:: PROBLEM DESCRIPTION ::
Return the whole listing, line for line, without the pictures in it.

:: EXCERPTED DATA ::
++++++++
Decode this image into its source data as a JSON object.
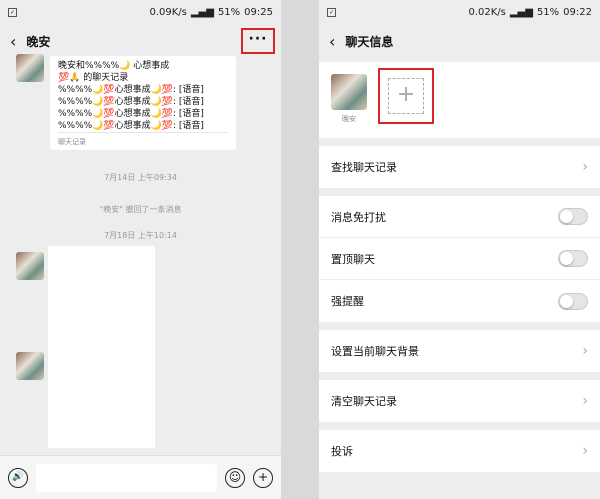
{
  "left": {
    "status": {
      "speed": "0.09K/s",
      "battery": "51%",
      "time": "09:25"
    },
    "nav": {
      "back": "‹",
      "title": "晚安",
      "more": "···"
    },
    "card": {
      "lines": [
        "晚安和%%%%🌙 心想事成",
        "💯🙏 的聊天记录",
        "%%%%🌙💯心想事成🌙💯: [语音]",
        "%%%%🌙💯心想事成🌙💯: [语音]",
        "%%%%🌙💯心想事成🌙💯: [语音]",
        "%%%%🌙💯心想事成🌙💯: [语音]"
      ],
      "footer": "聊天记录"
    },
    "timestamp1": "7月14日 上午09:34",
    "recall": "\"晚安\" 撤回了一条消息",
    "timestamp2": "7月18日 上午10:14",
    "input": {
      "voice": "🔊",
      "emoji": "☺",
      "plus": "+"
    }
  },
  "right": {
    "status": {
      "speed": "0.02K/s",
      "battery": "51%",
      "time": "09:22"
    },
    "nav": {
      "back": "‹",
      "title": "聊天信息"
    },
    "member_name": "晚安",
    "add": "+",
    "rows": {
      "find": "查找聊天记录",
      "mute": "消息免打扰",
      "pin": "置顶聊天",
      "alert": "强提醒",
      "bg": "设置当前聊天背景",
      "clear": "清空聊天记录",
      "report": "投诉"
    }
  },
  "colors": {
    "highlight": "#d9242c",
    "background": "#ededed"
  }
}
++++++++
:: ANSWER TO THE PROBLEM ::
Decode this image into its source data as a JSON object.
{
  "left": {
    "status": {
      "speed": "0.09K/s",
      "battery": "51%",
      "time": "09:25"
    },
    "nav": {
      "back": "‹",
      "title": "晚安",
      "more": "···"
    },
    "card": {
      "lines": [
        "晚安和%%%%🌙 心想事成",
        "💯🙏 的聊天记录",
        "%%%%🌙💯心想事成🌙💯: [语音]",
        "%%%%🌙💯心想事成🌙💯: [语音]",
        "%%%%🌙💯心想事成🌙💯: [语音]",
        "%%%%🌙💯心想事成🌙💯: [语音]"
      ],
      "footer": "聊天记录"
    },
    "timestamp1": "7月14日 上午09:34",
    "recall": "\"晚安\" 撤回了一条消息",
    "timestamp2": "7月18日 上午10:14",
    "input": {
      "voice": "🔊",
      "emoji": "☺",
      "plus": "+"
    }
  },
  "right": {
    "status": {
      "speed": "0.02K/s",
      "battery": "51%",
      "time": "09:22"
    },
    "nav": {
      "back": "‹",
      "title": "聊天信息"
    },
    "member_name": "晚安",
    "add": "+",
    "rows": {
      "find": "查找聊天记录",
      "mute": "消息免打扰",
      "pin": "置顶聊天",
      "alert": "强提醒",
      "bg": "设置当前聊天背景",
      "clear": "清空聊天记录",
      "report": "投诉"
    }
  },
  "colors": {
    "highlight": "#d9242c",
    "background": "#ededed"
  }
}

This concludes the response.